PROMPT: Transcribe all of the material exactly.

A run of records:
****
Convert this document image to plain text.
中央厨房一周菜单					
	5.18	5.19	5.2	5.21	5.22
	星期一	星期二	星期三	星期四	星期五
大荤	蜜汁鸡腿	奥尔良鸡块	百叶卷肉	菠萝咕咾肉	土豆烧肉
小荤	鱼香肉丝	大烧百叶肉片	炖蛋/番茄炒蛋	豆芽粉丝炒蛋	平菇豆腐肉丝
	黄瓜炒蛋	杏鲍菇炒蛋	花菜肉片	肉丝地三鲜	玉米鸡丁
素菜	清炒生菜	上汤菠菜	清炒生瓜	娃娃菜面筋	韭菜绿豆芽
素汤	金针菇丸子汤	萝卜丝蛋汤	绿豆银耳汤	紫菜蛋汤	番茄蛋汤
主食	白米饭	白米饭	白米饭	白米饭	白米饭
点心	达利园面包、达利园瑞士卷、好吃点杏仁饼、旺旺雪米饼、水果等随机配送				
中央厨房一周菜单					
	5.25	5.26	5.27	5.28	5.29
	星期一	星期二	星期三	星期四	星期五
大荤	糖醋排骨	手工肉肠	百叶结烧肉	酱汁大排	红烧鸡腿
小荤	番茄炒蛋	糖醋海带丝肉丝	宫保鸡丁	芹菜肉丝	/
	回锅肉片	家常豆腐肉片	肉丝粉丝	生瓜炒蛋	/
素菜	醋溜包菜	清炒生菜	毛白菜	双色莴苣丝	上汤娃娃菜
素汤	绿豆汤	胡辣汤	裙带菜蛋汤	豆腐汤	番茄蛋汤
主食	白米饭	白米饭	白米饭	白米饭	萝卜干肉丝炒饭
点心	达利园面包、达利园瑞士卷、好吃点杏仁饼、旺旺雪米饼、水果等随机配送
****
OUTPUT FOR THIS TASK:
Convert this document image to plain text.
中央厨房一周菜单					
	5.18	5.19	5.2	5.21	5.22
	星期一	星期二	星期三	星期四	星期五
大荤	蜜汁鸡腿	奥尔良鸡块	百叶卷肉	菠萝咕咾肉	土豆烧肉
小荤	鱼香肉丝	大烧百叶肉片	炖蛋/番茄炒蛋	豆芽粉丝炒蛋	平菇豆腐肉丝
	黄瓜炒蛋	杏鲍菇炒蛋	花菜肉片	肉丝地三鲜	玉米鸡丁
素菜	清炒生菜	上汤菠菜	清炒生瓜	娃娃菜面筋	韭菜绿豆芽
素汤	金针菇丸子汤	萝卜丝蛋汤	绿豆银耳汤	紫菜蛋汤	番茄蛋汤
主食	白米饭	白米饭	白米饭	白米饭	白米饭
点心	达利园面包、达利园瑞士卷、好吃点杏仁饼、旺旺雪米饼、水果等随机配送				
中央厨房一周菜单					
	5.25	5.26	5.27	5.28	5.29
	星期一	星期二	星期三	星期四	星期五
大荤	糖醋排骨	手工肉肠	百叶结烧肉	酱汁大排	红烧鸡腿
小荤	番茄炒蛋	糖醋海带丝肉丝	宫保鸡丁	芹菜肉丝	/
	回锅肉片	家常豆腐肉片	肉丝粉丝	生瓜炒蛋	/
素菜	醋溜包菜	清炒生菜	毛白菜	双色莴苣丝	上汤娃娃菜
素汤	绿豆汤	胡辣汤	裙带菜蛋汤	豆腐汤	番茄蛋汤
主食	白米饭	白米饭	白米饭	白米饭	萝卜干肉丝炒饭
点心	达利园面包、达利园瑞士卷、好吃点杏仁饼、旺旺雪米饼、水果等随机配送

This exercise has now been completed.